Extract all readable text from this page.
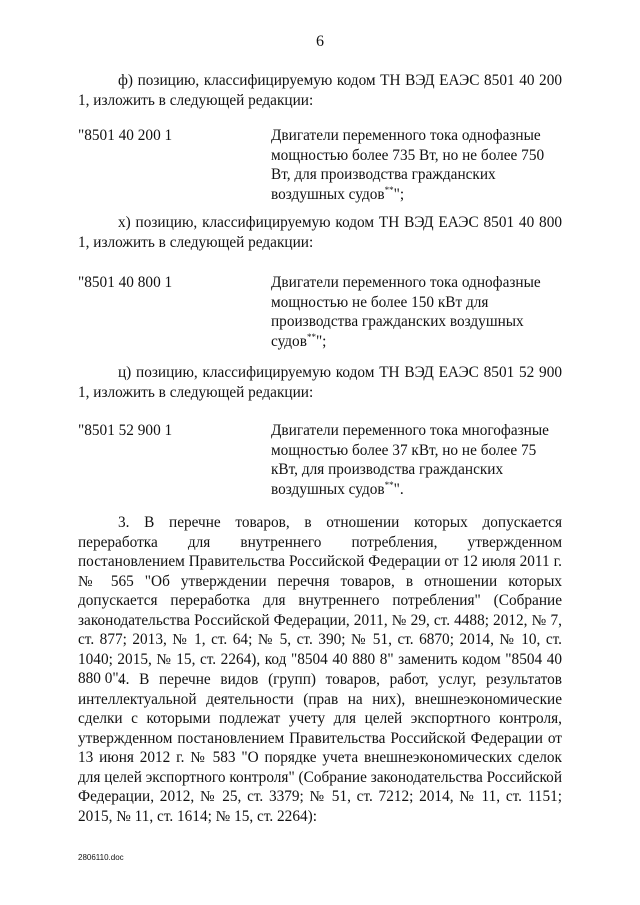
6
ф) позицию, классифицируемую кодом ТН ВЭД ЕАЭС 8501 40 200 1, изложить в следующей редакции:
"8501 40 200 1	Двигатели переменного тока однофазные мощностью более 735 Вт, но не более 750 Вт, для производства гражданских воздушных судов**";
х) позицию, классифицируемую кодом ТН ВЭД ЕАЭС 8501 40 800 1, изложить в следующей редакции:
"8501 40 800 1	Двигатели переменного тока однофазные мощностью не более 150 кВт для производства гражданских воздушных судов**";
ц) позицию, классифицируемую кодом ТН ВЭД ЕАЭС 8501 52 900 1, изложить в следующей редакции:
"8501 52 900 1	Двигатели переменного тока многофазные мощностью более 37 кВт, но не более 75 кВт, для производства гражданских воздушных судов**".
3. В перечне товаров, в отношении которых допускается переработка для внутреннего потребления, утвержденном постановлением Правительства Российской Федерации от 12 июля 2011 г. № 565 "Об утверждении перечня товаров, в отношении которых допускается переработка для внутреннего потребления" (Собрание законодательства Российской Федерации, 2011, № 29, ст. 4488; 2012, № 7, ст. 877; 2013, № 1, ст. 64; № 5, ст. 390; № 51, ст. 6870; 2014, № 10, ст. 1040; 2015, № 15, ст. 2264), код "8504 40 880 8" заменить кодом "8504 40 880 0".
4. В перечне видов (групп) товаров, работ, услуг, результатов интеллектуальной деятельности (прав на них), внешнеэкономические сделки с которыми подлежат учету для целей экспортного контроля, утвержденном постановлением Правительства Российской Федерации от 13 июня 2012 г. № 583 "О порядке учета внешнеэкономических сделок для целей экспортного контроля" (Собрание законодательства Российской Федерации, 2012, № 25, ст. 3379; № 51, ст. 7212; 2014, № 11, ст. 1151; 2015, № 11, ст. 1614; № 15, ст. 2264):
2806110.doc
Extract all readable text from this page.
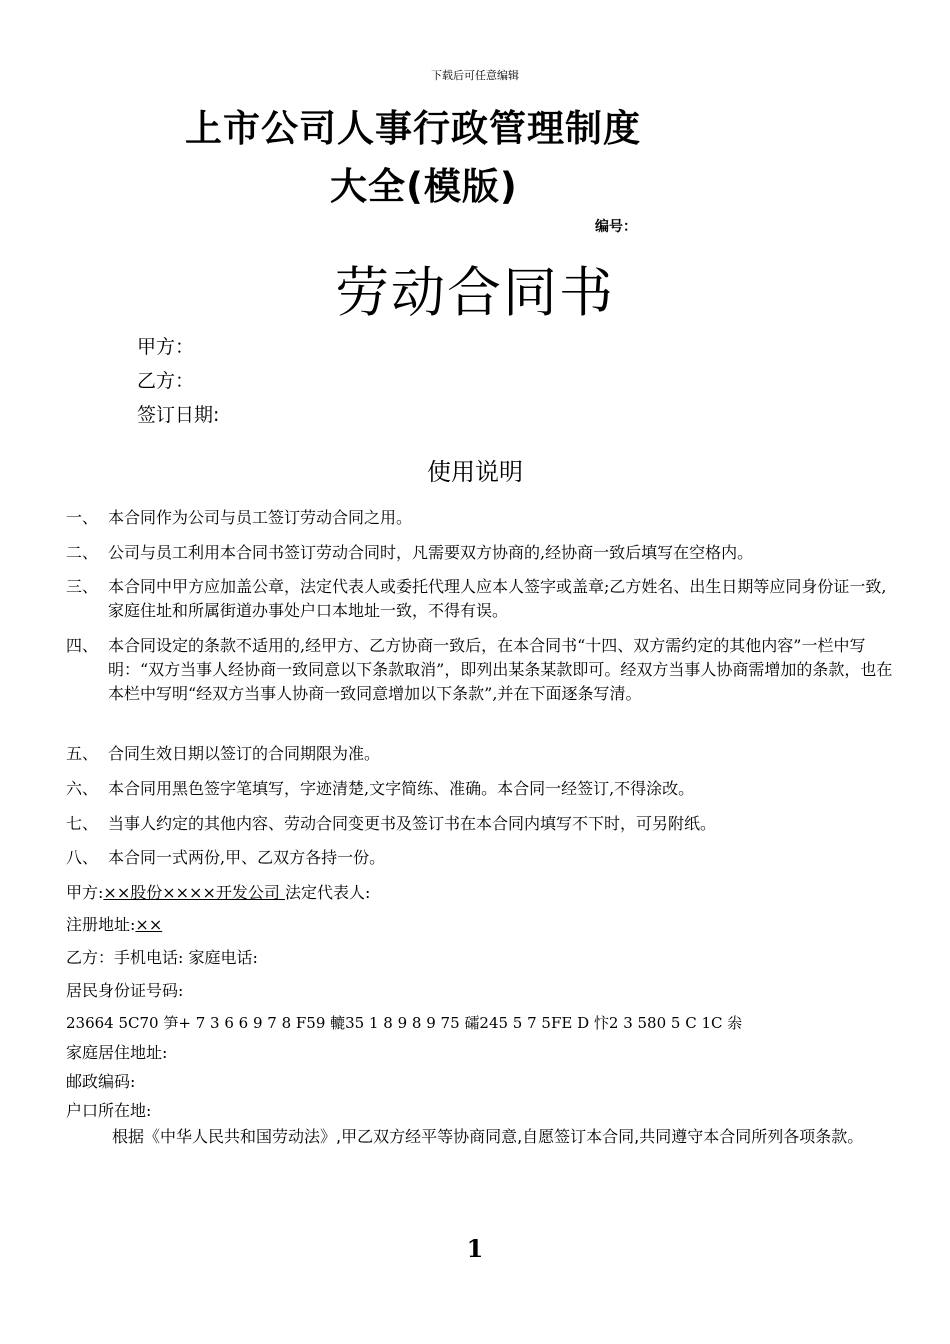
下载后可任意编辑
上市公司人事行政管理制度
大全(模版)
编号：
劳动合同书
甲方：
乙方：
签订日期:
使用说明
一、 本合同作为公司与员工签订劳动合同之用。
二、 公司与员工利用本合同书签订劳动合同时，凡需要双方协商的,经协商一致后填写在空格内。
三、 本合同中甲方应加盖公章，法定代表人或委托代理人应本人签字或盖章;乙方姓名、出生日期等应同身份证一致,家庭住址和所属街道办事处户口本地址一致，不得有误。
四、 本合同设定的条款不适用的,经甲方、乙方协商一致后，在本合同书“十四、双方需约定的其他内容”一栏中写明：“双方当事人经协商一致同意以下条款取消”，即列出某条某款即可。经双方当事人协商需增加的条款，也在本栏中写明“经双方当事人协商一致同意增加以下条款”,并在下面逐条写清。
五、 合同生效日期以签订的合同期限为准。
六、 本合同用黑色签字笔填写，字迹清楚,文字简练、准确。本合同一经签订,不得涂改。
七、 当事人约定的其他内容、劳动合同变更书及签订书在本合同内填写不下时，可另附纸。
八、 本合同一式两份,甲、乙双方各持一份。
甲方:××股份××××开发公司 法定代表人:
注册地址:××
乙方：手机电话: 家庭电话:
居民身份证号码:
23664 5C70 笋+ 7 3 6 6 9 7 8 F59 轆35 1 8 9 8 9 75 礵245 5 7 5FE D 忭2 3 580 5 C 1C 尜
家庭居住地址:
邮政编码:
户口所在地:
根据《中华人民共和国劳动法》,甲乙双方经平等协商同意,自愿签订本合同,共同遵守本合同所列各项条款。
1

##############################

__Task prompt__. Except for the pictures, reproduce every line exactly.

__Answer to the exercise__.
Extract all readable text from this page.
6
ф) позицию, классифицируемую кодом ТН ВЭД ЕАЭС 8501 40 200 1, изложить в следующей редакции:
"8501 40 200 1	Двигатели переменного тока однофазные мощностью более 735 Вт, но не более 750 Вт, для производства гражданских воздушных судов**";
х) позицию, классифицируемую кодом ТН ВЭД ЕАЭС 8501 40 800 1, изложить в следующей редакции:
"8501 40 800 1	Двигатели переменного тока однофазные мощностью не более 150 кВт для производства гражданских воздушных судов**";
ц) позицию, классифицируемую кодом ТН ВЭД ЕАЭС 8501 52 900 1, изложить в следующей редакции:
"8501 52 900 1	Двигатели переменного тока многофазные мощностью более 37 кВт, но не более 75 кВт, для производства гражданских воздушных судов**".
3. В перечне товаров, в отношении которых допускается переработка для внутреннего потребления, утвержденном постановлением Правительства Российской Федерации от 12 июля 2011 г. № 565 "Об утверждении перечня товаров, в отношении которых допускается переработка для внутреннего потребления" (Собрание законодательства Российской Федерации, 2011, № 29, ст. 4488; 2012, № 7, ст. 877; 2013, № 1, ст. 64; № 5, ст. 390; № 51, ст. 6870; 2014, № 10, ст. 1040; 2015, № 15, ст. 2264), код "8504 40 880 8" заменить кодом "8504 40 880 0".
4. В перечне видов (групп) товаров, работ, услуг, результатов интеллектуальной деятельности (прав на них), внешнеэкономические сделки с которыми подлежат учету для целей экспортного контроля, утвержденном постановлением Правительства Российской Федерации от 13 июня 2012 г. № 583 "О порядке учета внешнеэкономических сделок для целей экспортного контроля" (Собрание законодательства Российской Федерации, 2012, № 25, ст. 3379; № 51, ст. 7212; 2014, № 11, ст. 1151; 2015, № 11, ст. 1614; № 15, ст. 2264):
2806110.doc
Extract all readable text from this page.
下载后可任意编辑
上市公司人事行政管理制度
大全(模版)
编号：
劳动合同书
甲方：
乙方：
签订日期:
使用说明
一、 本合同作为公司与员工签订劳动合同之用。
二、 公司与员工利用本合同书签订劳动合同时，凡需要双方协商的,经协商一致后填写在空格内。
三、 本合同中甲方应加盖公章，法定代表人或委托代理人应本人签字或盖章;乙方姓名、出生日期等应同身份证一致,家庭住址和所属街道办事处户口本地址一致，不得有误。
四、 本合同设定的条款不适用的,经甲方、乙方协商一致后，在本合同书“十四、双方需约定的其他内容”一栏中写明：“双方当事人经协商一致同意以下条款取消”，即列出某条某款即可。经双方当事人协商需增加的条款，也在本栏中写明“经双方当事人协商一致同意增加以下条款”,并在下面逐条写清。
五、 合同生效日期以签订的合同期限为准。
六、 本合同用黑色签字笔填写，字迹清楚,文字简练、准确。本合同一经签订,不得涂改。
七、 当事人约定的其他内容、劳动合同变更书及签订书在本合同内填写不下时，可另附纸。
八、 本合同一式两份,甲、乙双方各持一份。
甲方:××股份××××开发公司 法定代表人:
注册地址:××
乙方：手机电话: 家庭电话:
居民身份证号码:
23664 5C70 笋+ 7 3 6 6 9 7 8 F59 轆35 1 8 9 8 9 75 礵245 5 7 5FE D 忭2 3 580 5 C 1C 尜
家庭居住地址:
邮政编码:
户口所在地:
根据《中华人民共和国劳动法》,甲乙双方经平等协商同意,自愿签订本合同,共同遵守本合同所列各项条款。
1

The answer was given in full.